- **RECORD EXCERPTS**

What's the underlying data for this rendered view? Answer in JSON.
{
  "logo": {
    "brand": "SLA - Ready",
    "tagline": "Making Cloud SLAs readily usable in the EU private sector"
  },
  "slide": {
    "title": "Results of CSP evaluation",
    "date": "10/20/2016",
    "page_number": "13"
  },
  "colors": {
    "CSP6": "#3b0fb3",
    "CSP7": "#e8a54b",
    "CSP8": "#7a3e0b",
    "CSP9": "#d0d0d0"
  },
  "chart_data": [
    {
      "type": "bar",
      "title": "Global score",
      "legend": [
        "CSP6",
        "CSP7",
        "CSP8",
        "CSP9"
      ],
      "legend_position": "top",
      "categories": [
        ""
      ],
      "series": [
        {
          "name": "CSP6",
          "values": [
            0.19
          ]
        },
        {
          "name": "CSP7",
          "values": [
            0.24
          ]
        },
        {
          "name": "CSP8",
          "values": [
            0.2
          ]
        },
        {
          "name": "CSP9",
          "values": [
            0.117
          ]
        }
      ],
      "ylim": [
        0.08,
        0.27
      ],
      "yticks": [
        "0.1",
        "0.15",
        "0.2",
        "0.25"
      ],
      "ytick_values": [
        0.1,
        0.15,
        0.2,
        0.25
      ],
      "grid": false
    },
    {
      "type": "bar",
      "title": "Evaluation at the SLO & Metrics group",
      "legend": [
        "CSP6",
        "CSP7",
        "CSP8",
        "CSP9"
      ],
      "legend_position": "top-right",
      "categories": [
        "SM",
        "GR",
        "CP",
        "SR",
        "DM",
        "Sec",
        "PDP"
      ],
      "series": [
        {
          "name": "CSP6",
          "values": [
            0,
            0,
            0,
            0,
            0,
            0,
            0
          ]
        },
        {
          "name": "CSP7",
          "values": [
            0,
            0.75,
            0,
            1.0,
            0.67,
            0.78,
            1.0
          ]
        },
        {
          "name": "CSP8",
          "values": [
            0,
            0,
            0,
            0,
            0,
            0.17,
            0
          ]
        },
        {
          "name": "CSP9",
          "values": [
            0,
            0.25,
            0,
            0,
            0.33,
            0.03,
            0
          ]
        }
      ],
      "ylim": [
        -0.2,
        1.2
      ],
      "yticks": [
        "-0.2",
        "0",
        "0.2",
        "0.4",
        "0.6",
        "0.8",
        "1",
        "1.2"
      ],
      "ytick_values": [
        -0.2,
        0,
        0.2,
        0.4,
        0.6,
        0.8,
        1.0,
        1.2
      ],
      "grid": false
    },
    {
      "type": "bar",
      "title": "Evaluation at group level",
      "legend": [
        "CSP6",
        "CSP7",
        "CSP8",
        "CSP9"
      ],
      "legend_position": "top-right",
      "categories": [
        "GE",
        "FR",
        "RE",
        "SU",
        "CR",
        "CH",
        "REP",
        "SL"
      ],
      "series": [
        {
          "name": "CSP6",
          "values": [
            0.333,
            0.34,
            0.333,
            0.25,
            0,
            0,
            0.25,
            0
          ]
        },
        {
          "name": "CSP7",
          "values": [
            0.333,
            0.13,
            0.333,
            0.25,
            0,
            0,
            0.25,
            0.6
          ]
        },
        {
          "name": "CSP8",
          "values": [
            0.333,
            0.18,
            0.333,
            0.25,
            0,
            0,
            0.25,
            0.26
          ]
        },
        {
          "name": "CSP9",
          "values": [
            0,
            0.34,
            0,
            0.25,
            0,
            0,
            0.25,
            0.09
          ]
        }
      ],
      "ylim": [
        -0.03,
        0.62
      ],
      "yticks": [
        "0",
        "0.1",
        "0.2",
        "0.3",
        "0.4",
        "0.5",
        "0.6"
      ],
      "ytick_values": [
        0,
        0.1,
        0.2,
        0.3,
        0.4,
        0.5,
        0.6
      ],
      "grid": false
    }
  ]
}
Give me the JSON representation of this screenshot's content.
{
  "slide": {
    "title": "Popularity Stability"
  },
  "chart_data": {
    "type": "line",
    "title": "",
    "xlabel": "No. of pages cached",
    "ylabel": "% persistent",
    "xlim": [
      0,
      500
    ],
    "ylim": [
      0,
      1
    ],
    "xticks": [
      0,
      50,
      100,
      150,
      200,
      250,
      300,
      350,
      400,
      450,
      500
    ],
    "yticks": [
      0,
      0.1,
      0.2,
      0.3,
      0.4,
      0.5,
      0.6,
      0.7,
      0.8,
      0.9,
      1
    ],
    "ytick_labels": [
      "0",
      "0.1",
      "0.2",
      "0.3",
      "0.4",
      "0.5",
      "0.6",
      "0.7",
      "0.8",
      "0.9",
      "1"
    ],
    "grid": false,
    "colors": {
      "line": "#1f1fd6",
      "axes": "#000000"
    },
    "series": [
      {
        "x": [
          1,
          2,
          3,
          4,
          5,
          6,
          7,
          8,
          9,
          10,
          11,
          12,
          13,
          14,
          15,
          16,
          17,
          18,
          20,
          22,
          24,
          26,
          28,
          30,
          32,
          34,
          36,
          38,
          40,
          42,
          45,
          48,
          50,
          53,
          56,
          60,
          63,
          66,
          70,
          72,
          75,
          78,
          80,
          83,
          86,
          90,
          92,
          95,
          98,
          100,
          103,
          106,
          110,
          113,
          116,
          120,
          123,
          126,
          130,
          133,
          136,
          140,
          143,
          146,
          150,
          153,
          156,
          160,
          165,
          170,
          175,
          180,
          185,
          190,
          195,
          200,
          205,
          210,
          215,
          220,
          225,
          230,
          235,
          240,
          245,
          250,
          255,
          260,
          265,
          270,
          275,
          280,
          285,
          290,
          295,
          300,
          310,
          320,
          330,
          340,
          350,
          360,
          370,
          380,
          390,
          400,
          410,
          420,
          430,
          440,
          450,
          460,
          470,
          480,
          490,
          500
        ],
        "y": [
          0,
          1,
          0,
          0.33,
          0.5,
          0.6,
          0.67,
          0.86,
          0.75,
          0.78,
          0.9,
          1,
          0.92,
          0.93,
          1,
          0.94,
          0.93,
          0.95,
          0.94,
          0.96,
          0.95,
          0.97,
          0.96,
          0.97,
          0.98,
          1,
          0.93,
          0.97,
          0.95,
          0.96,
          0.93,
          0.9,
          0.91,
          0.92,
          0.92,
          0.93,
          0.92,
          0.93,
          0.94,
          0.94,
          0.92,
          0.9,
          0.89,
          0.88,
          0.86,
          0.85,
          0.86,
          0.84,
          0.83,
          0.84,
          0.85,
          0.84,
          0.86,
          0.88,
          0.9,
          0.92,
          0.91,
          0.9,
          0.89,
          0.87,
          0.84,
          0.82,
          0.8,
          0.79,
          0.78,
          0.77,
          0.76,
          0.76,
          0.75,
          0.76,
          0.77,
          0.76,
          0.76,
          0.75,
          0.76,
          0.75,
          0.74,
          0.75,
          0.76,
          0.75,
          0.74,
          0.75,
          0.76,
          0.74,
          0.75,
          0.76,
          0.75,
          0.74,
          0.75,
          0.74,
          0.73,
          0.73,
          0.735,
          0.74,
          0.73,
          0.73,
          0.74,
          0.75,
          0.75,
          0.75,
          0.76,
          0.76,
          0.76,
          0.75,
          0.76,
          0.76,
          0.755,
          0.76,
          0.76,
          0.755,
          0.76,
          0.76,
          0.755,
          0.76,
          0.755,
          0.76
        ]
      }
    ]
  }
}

- **WHAT YOU SHOULD DO**
Retype the entries one by one, exactly.

- **RESPONSE FOR THIS EXERCISE**
What's the underlying data for this rendered view? Answer in JSON.
{
  "logo": {
    "brand": "SLA - Ready",
    "tagline": "Making Cloud SLAs readily usable in the EU private sector"
  },
  "slide": {
    "title": "Results of CSP evaluation",
    "date": "10/20/2016",
    "page_number": "13"
  },
  "colors": {
    "CSP6": "#3b0fb3",
    "CSP7": "#e8a54b",
    "CSP8": "#7a3e0b",
    "CSP9": "#d0d0d0"
  },
  "chart_data": [
    {
      "type": "bar",
      "title": "Global score",
      "legend": [
        "CSP6",
        "CSP7",
        "CSP8",
        "CSP9"
      ],
      "legend_position": "top",
      "categories": [
        ""
      ],
      "series": [
        {
          "name": "CSP6",
          "values": [
            0.19
          ]
        },
        {
          "name": "CSP7",
          "values": [
            0.24
          ]
        },
        {
          "name": "CSP8",
          "values": [
            0.2
          ]
        },
        {
          "name": "CSP9",
          "values": [
            0.117
          ]
        }
      ],
      "ylim": [
        0.08,
        0.27
      ],
      "yticks": [
        "0.1",
        "0.15",
        "0.2",
        "0.25"
      ],
      "ytick_values": [
        0.1,
        0.15,
        0.2,
        0.25
      ],
      "grid": false
    },
    {
      "type": "bar",
      "title": "Evaluation at the SLO & Metrics group",
      "legend": [
        "CSP6",
        "CSP7",
        "CSP8",
        "CSP9"
      ],
      "legend_position": "top-right",
      "categories": [
        "SM",
        "GR",
        "CP",
        "SR",
        "DM",
        "Sec",
        "PDP"
      ],
      "series": [
        {
          "name": "CSP6",
          "values": [
            0,
            0,
            0,
            0,
            0,
            0,
            0
          ]
        },
        {
          "name": "CSP7",
          "values": [
            0,
            0.75,
            0,
            1.0,
            0.67,
            0.78,
            1.0
          ]
        },
        {
          "name": "CSP8",
          "values": [
            0,
            0,
            0,
            0,
            0,
            0.17,
            0
          ]
        },
        {
          "name": "CSP9",
          "values": [
            0,
            0.25,
            0,
            0,
            0.33,
            0.03,
            0
          ]
        }
      ],
      "ylim": [
        -0.2,
        1.2
      ],
      "yticks": [
        "-0.2",
        "0",
        "0.2",
        "0.4",
        "0.6",
        "0.8",
        "1",
        "1.2"
      ],
      "ytick_values": [
        -0.2,
        0,
        0.2,
        0.4,
        0.6,
        0.8,
        1.0,
        1.2
      ],
      "grid": false
    },
    {
      "type": "bar",
      "title": "Evaluation at group level",
      "legend": [
        "CSP6",
        "CSP7",
        "CSP8",
        "CSP9"
      ],
      "legend_position": "top-right",
      "categories": [
        "GE",
        "FR",
        "RE",
        "SU",
        "CR",
        "CH",
        "REP",
        "SL"
      ],
      "series": [
        {
          "name": "CSP6",
          "values": [
            0.333,
            0.34,
            0.333,
            0.25,
            0,
            0,
            0.25,
            0
          ]
        },
        {
          "name": "CSP7",
          "values": [
            0.333,
            0.13,
            0.333,
            0.25,
            0,
            0,
            0.25,
            0.6
          ]
        },
        {
          "name": "CSP8",
          "values": [
            0.333,
            0.18,
            0.333,
            0.25,
            0,
            0,
            0.25,
            0.26
          ]
        },
        {
          "name": "CSP9",
          "values": [
            0,
            0.34,
            0,
            0.25,
            0,
            0,
            0.25,
            0.09
          ]
        }
      ],
      "ylim": [
        -0.03,
        0.62
      ],
      "yticks": [
        "0",
        "0.1",
        "0.2",
        "0.3",
        "0.4",
        "0.5",
        "0.6"
      ],
      "ytick_values": [
        0,
        0.1,
        0.2,
        0.3,
        0.4,
        0.5,
        0.6
      ],
      "grid": false
    }
  ]
}
Give me the JSON representation of this screenshot's content.
{
  "slide": {
    "title": "Popularity Stability"
  },
  "chart_data": {
    "type": "line",
    "title": "",
    "xlabel": "No. of pages cached",
    "ylabel": "% persistent",
    "xlim": [
      0,
      500
    ],
    "ylim": [
      0,
      1
    ],
    "xticks": [
      0,
      50,
      100,
      150,
      200,
      250,
      300,
      350,
      400,
      450,
      500
    ],
    "yticks": [
      0,
      0.1,
      0.2,
      0.3,
      0.4,
      0.5,
      0.6,
      0.7,
      0.8,
      0.9,
      1
    ],
    "ytick_labels": [
      "0",
      "0.1",
      "0.2",
      "0.3",
      "0.4",
      "0.5",
      "0.6",
      "0.7",
      "0.8",
      "0.9",
      "1"
    ],
    "grid": false,
    "colors": {
      "line": "#1f1fd6",
      "axes": "#000000"
    },
    "series": [
      {
        "x": [
          1,
          2,
          3,
          4,
          5,
          6,
          7,
          8,
          9,
          10,
          11,
          12,
          13,
          14,
          15,
          16,
          17,
          18,
          20,
          22,
          24,
          26,
          28,
          30,
          32,
          34,
          36,
          38,
          40,
          42,
          45,
          48,
          50,
          53,
          56,
          60,
          63,
          66,
          70,
          72,
          75,
          78,
          80,
          83,
          86,
          90,
          92,
          95,
          98,
          100,
          103,
          106,
          110,
          113,
          116,
          120,
          123,
          126,
          130,
          133,
          136,
          140,
          143,
          146,
          150,
          153,
          156,
          160,
          165,
          170,
          175,
          180,
          185,
          190,
          195,
          200,
          205,
          210,
          215,
          220,
          225,
          230,
          235,
          240,
          245,
          250,
          255,
          260,
          265,
          270,
          275,
          280,
          285,
          290,
          295,
          300,
          310,
          320,
          330,
          340,
          350,
          360,
          370,
          380,
          390,
          400,
          410,
          420,
          430,
          440,
          450,
          460,
          470,
          480,
          490,
          500
        ],
        "y": [
          0,
          1,
          0,
          0.33,
          0.5,
          0.6,
          0.67,
          0.86,
          0.75,
          0.78,
          0.9,
          1,
          0.92,
          0.93,
          1,
          0.94,
          0.93,
          0.95,
          0.94,
          0.96,
          0.95,
          0.97,
          0.96,
          0.97,
          0.98,
          1,
          0.93,
          0.97,
          0.95,
          0.96,
          0.93,
          0.9,
          0.91,
          0.92,
          0.92,
          0.93,
          0.92,
          0.93,
          0.94,
          0.94,
          0.92,
          0.9,
          0.89,
          0.88,
          0.86,
          0.85,
          0.86,
          0.84,
          0.83,
          0.84,
          0.85,
          0.84,
          0.86,
          0.88,
          0.9,
          0.92,
          0.91,
          0.9,
          0.89,
          0.87,
          0.84,
          0.82,
          0.8,
          0.79,
          0.78,
          0.77,
          0.76,
          0.76,
          0.75,
          0.76,
          0.77,
          0.76,
          0.76,
          0.75,
          0.76,
          0.75,
          0.74,
          0.75,
          0.76,
          0.75,
          0.74,
          0.75,
          0.76,
          0.74,
          0.75,
          0.76,
          0.75,
          0.74,
          0.75,
          0.74,
          0.73,
          0.73,
          0.735,
          0.74,
          0.73,
          0.73,
          0.74,
          0.75,
          0.75,
          0.75,
          0.76,
          0.76,
          0.76,
          0.75,
          0.76,
          0.76,
          0.755,
          0.76,
          0.76,
          0.755,
          0.76,
          0.76,
          0.755,
          0.76,
          0.755,
          0.76
        ]
      }
    ]
  }
}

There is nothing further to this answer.